■ **Dataset content**
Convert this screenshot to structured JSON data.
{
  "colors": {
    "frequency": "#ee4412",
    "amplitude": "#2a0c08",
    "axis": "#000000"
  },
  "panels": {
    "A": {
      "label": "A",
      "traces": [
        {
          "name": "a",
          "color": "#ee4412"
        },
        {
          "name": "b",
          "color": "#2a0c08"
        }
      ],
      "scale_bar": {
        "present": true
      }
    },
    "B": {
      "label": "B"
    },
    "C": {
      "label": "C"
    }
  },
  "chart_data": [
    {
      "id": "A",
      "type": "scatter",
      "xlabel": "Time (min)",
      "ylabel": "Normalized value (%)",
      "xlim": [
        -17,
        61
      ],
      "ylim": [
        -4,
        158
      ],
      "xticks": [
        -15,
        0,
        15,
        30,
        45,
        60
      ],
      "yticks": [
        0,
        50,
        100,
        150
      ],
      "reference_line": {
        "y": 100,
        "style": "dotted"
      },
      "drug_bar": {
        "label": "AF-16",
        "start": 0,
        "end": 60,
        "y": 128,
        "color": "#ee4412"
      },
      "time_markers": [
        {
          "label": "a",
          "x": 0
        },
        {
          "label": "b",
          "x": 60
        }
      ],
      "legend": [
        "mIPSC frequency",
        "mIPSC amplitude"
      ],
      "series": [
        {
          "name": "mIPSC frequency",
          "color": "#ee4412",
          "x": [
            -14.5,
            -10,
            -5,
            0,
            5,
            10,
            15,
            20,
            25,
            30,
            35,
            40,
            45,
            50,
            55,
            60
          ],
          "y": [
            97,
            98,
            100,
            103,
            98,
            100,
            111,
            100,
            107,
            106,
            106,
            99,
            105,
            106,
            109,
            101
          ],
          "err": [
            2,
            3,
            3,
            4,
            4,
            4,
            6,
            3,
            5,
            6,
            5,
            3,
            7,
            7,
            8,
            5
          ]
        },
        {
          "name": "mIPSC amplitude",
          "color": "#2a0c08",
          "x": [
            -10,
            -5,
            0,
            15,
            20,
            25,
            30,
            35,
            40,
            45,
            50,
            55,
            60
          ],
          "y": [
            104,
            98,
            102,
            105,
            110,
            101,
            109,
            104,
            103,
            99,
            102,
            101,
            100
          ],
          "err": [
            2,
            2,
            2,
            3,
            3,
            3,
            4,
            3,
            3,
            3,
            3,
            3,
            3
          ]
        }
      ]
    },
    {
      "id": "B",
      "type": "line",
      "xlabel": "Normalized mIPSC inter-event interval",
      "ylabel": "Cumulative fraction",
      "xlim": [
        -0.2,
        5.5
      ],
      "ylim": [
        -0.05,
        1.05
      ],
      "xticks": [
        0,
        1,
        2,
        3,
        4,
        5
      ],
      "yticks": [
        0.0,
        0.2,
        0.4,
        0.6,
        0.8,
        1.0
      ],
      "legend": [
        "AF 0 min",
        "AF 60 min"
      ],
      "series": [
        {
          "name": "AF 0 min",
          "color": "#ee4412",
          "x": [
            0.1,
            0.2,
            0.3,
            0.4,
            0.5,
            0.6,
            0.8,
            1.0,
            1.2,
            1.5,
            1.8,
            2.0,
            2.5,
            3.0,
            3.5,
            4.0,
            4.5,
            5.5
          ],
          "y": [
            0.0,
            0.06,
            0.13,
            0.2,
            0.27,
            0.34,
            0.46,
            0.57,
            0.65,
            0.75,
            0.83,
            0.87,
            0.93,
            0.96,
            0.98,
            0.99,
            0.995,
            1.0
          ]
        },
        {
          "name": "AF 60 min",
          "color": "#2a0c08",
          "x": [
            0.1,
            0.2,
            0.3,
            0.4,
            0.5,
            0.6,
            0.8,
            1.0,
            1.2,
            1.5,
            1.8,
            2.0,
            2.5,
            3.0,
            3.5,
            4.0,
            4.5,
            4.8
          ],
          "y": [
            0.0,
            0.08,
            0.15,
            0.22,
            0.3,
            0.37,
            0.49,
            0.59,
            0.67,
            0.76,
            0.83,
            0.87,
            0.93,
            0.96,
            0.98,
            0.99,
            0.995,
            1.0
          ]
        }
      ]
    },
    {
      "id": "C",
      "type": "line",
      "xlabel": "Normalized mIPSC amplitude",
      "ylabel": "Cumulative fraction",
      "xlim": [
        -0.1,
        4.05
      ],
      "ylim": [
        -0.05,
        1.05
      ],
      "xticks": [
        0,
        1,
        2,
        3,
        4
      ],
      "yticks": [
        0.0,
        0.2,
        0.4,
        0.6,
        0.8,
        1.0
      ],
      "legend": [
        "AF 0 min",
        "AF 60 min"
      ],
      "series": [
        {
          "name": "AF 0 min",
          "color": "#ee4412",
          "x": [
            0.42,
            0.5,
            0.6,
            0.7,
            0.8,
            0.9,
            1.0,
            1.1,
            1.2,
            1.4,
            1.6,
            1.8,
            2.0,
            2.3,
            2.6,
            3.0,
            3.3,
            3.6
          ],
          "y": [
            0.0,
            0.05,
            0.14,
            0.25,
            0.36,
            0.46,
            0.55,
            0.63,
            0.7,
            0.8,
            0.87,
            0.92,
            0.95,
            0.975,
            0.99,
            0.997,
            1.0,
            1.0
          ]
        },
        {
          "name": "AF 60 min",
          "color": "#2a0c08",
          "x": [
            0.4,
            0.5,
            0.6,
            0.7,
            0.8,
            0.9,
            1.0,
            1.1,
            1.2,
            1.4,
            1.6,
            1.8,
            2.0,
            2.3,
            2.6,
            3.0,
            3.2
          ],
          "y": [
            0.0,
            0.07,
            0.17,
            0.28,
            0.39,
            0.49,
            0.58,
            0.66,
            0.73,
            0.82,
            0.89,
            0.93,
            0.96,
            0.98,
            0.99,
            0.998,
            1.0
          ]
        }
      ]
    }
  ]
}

■ **What you need to do**
Return each line that includes "mIPSC".

■ **Finished exercise**
        "mIPSC frequency",
        "mIPSC amplitude"
          "name": "mIPSC frequency",
          "name": "mIPSC amplitude",
      "xlabel": "Normalized mIPSC inter-event interval",
      "xlabel": "Normalized mIPSC amplitude",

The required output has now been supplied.